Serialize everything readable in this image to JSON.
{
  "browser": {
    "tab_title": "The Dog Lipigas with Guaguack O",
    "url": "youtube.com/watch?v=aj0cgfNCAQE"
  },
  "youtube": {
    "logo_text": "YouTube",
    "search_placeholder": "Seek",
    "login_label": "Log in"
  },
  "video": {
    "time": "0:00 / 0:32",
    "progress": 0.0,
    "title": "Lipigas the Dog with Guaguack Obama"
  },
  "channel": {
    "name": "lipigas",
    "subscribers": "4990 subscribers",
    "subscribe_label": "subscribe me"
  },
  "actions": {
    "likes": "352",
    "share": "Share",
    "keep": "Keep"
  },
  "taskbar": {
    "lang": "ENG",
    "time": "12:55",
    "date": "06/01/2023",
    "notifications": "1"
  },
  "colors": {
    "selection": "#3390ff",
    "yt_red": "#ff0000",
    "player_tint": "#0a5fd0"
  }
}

———

* Task goal *
Copy every record above exactly as it appears.

* Task response *
Serialize everything readable in this image to JSON.
{
  "browser": {
    "tab_title": "The Dog Lipigas with Guaguack O",
    "url": "youtube.com/watch?v=aj0cgfNCAQE"
  },
  "youtube": {
    "logo_text": "YouTube",
    "search_placeholder": "Seek",
    "login_label": "Log in"
  },
  "video": {
    "time": "0:00 / 0:32",
    "progress": 0.0,
    "title": "Lipigas the Dog with Guaguack Obama"
  },
  "channel": {
    "name": "lipigas",
    "subscribers": "4990 subscribers",
    "subscribe_label": "subscribe me"
  },
  "actions": {
    "likes": "352",
    "share": "Share",
    "keep": "Keep"
  },
  "taskbar": {
    "lang": "ENG",
    "time": "12:55",
    "date": "06/01/2023",
    "notifications": "1"
  },
  "colors": {
    "selection": "#3390ff",
    "yt_red": "#ff0000",
    "player_tint": "#0a5fd0"
  }
}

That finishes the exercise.